* WRITTEN TASK
Filter the records below and copy every line containing the word "with".

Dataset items
****************

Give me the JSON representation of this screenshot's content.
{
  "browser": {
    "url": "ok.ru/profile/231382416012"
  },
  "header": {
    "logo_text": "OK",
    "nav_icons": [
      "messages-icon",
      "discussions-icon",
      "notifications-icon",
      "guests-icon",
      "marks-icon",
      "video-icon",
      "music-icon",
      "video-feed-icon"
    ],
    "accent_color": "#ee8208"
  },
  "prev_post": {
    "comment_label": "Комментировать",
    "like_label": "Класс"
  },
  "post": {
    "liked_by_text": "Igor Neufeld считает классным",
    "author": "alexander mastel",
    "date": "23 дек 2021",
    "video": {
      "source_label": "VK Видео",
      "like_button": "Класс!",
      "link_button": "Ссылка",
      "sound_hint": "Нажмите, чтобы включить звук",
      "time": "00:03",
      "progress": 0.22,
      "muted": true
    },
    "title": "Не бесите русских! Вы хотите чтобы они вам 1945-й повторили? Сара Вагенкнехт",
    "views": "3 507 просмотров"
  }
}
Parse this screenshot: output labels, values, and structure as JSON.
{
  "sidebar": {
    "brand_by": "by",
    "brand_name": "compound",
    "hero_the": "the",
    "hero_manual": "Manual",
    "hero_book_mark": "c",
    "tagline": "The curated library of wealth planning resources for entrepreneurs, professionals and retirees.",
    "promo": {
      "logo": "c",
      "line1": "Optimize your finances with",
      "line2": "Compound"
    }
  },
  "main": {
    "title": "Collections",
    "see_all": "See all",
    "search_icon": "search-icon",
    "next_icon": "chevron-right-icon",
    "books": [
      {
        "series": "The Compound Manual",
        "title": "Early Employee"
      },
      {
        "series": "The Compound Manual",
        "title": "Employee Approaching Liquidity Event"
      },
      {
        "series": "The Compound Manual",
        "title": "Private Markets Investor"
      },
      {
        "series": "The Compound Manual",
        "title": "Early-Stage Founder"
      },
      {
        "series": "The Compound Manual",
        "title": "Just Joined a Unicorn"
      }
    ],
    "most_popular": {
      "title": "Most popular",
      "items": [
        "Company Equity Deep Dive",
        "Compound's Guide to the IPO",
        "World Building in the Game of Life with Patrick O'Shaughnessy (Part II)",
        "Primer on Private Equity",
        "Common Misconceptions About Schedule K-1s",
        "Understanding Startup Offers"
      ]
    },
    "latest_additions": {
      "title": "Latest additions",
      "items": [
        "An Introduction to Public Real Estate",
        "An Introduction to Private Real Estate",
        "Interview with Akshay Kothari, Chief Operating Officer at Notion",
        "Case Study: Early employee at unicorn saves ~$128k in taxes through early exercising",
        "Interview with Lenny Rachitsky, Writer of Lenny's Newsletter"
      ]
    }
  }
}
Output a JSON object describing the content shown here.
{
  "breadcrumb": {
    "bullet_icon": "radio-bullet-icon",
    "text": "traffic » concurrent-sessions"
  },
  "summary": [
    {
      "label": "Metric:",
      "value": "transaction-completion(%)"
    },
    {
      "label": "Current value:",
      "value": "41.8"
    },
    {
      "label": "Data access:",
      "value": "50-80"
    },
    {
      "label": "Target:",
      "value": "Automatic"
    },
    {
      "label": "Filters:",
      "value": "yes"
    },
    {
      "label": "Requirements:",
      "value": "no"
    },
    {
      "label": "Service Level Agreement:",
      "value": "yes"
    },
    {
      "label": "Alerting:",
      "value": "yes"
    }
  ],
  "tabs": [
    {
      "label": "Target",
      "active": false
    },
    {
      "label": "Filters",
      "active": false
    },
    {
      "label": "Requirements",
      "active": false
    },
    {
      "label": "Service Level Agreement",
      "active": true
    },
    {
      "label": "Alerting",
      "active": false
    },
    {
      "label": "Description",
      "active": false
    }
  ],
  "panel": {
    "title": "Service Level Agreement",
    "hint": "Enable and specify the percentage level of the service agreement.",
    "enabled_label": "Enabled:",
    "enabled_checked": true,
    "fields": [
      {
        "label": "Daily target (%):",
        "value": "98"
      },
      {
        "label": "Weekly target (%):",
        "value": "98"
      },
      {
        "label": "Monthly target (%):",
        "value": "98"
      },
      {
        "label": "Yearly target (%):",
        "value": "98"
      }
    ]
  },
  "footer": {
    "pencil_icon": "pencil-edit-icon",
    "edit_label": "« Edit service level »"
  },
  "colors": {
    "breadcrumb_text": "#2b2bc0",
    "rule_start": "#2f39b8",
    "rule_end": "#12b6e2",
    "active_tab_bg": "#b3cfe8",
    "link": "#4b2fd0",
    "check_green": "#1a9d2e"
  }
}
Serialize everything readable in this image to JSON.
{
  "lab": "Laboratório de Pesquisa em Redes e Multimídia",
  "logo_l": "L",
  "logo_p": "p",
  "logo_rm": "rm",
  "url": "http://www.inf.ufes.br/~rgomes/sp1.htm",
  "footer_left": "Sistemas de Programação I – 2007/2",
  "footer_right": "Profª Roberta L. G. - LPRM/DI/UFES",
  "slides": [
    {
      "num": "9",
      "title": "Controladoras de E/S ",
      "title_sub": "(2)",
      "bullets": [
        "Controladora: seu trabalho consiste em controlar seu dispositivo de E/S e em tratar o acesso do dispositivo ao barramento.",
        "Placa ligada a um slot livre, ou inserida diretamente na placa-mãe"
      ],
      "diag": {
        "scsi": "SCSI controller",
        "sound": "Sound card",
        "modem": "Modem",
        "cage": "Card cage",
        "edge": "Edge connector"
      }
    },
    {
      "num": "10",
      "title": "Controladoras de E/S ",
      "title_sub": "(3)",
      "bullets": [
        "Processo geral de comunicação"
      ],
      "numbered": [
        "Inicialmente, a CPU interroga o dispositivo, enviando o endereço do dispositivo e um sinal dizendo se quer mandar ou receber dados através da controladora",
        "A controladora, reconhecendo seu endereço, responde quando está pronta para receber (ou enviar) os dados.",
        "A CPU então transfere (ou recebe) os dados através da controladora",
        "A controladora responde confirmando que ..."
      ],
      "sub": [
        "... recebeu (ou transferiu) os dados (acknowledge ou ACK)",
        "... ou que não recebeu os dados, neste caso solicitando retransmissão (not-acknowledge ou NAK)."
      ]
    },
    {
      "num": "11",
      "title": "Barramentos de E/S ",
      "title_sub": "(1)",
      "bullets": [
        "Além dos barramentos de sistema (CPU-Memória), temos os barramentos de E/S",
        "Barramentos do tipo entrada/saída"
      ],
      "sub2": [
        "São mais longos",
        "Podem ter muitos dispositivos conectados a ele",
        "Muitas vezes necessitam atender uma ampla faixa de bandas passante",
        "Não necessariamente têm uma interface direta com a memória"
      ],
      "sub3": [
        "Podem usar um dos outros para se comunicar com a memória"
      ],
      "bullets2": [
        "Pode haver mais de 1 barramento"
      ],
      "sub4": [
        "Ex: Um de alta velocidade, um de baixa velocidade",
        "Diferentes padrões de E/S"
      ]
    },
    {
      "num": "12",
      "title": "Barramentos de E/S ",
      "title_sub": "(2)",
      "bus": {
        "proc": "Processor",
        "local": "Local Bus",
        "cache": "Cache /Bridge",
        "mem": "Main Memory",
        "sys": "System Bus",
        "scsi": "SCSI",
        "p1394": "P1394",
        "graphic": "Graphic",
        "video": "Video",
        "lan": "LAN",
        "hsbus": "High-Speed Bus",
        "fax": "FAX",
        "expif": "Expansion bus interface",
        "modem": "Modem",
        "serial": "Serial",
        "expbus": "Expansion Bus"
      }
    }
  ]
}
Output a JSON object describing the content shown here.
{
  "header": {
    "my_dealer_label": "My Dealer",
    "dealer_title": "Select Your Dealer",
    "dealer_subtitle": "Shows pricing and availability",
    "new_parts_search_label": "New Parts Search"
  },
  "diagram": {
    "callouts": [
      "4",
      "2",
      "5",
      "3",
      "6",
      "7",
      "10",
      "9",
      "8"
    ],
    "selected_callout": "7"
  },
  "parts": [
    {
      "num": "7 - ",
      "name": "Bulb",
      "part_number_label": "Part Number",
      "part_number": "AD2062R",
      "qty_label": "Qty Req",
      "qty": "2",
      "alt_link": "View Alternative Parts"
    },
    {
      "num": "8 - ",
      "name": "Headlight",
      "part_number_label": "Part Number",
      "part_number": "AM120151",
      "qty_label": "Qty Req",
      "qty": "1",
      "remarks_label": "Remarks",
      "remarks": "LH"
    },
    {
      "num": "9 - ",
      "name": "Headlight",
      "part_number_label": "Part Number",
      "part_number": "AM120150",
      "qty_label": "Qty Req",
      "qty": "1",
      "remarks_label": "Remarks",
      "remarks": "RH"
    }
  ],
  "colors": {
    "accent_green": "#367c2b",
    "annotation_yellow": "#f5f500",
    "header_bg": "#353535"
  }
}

****************

* REPLY TO THE TASK
      "line1": "Optimize your finances with",
        "World Building in the Game of Life with Patrick O'Shaughnessy (Part II)",
        "Interview with Akshay Kothari, Chief Operating Officer at Notion",
        "Interview with Lenny Rachitsky, Writer of Lenny's Newsletter"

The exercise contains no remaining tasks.